Give the data below again exactly as it stands. Omit the pictures.

--- RECORDS SUPPLIED ---

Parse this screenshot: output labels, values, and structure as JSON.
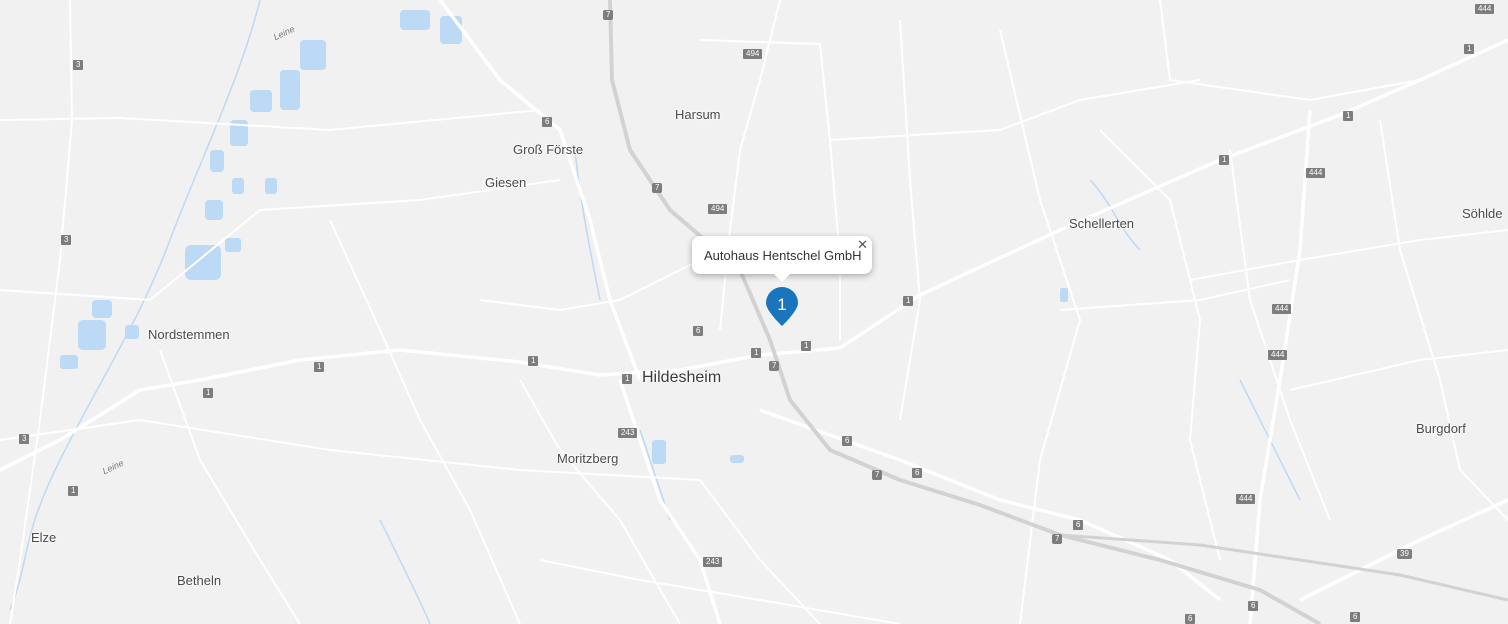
{
  "popup": {
    "title": "Autohaus Hentschel GmbH",
    "close_icon": "close-icon"
  },
  "marker": {
    "label": "1",
    "color": "#1a75bc"
  },
  "places": {
    "hildesheim": "Hildesheim",
    "harsum": "Harsum",
    "gross_foerste": "Groß Förste",
    "giesen": "Giesen",
    "schellerten": "Schellerten",
    "soehlde": "Söhlde",
    "nordstemmen": "Nordstemmen",
    "moritzberg": "Moritzberg",
    "burgdorf": "Burgdorf",
    "elze": "Elze",
    "betheln": "Betheln"
  },
  "rivers": {
    "leine_top": "Leine",
    "leine_bottom": "Leine"
  },
  "roads": {
    "r7a": "7",
    "r7b": "7",
    "r7c": "7",
    "r7d": "7",
    "r7e": "7",
    "r494a": "494",
    "r494b": "494",
    "r6a": "6",
    "r6b": "6",
    "r6c": "6",
    "r6d": "6",
    "r6e": "6",
    "r6f": "6",
    "r6g": "6",
    "r6h": "6",
    "r1a": "1",
    "r1b": "1",
    "r1c": "1",
    "r1d": "1",
    "r1e": "1",
    "r1f": "1",
    "r1g": "1",
    "r1h": "1",
    "r1i": "1",
    "r1j": "1",
    "r1k": "1",
    "r3a": "3",
    "r3b": "3",
    "r3c": "3",
    "r243a": "243",
    "r243b": "243",
    "r444a": "444",
    "r444b": "444",
    "r444c": "444",
    "r444d": "444",
    "r444e": "444",
    "r39": "39"
  },
  "colors": {
    "background": "#f1f1f1",
    "road": "#ffffff",
    "motorway": "#d0d0d0",
    "water": "#bcd9f5",
    "shield": "#7d7d7d"
  }
}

---

FULL SOLUTION
Parse this screenshot: output labels, values, and structure as JSON.
{
  "popup": {
    "title": "Autohaus Hentschel GmbH",
    "close_icon": "close-icon"
  },
  "marker": {
    "label": "1",
    "color": "#1a75bc"
  },
  "places": {
    "hildesheim": "Hildesheim",
    "harsum": "Harsum",
    "gross_foerste": "Groß Förste",
    "giesen": "Giesen",
    "schellerten": "Schellerten",
    "soehlde": "Söhlde",
    "nordstemmen": "Nordstemmen",
    "moritzberg": "Moritzberg",
    "burgdorf": "Burgdorf",
    "elze": "Elze",
    "betheln": "Betheln"
  },
  "rivers": {
    "leine_top": "Leine",
    "leine_bottom": "Leine"
  },
  "roads": {
    "r7a": "7",
    "r7b": "7",
    "r7c": "7",
    "r7d": "7",
    "r7e": "7",
    "r494a": "494",
    "r494b": "494",
    "r6a": "6",
    "r6b": "6",
    "r6c": "6",
    "r6d": "6",
    "r6e": "6",
    "r6f": "6",
    "r6g": "6",
    "r6h": "6",
    "r1a": "1",
    "r1b": "1",
    "r1c": "1",
    "r1d": "1",
    "r1e": "1",
    "r1f": "1",
    "r1g": "1",
    "r1h": "1",
    "r1i": "1",
    "r1j": "1",
    "r1k": "1",
    "r3a": "3",
    "r3b": "3",
    "r3c": "3",
    "r243a": "243",
    "r243b": "243",
    "r444a": "444",
    "r444b": "444",
    "r444c": "444",
    "r444d": "444",
    "r444e": "444",
    "r39": "39"
  },
  "colors": {
    "background": "#f1f1f1",
    "road": "#ffffff",
    "motorway": "#d0d0d0",
    "water": "#bcd9f5",
    "shield": "#7d7d7d"
  }
}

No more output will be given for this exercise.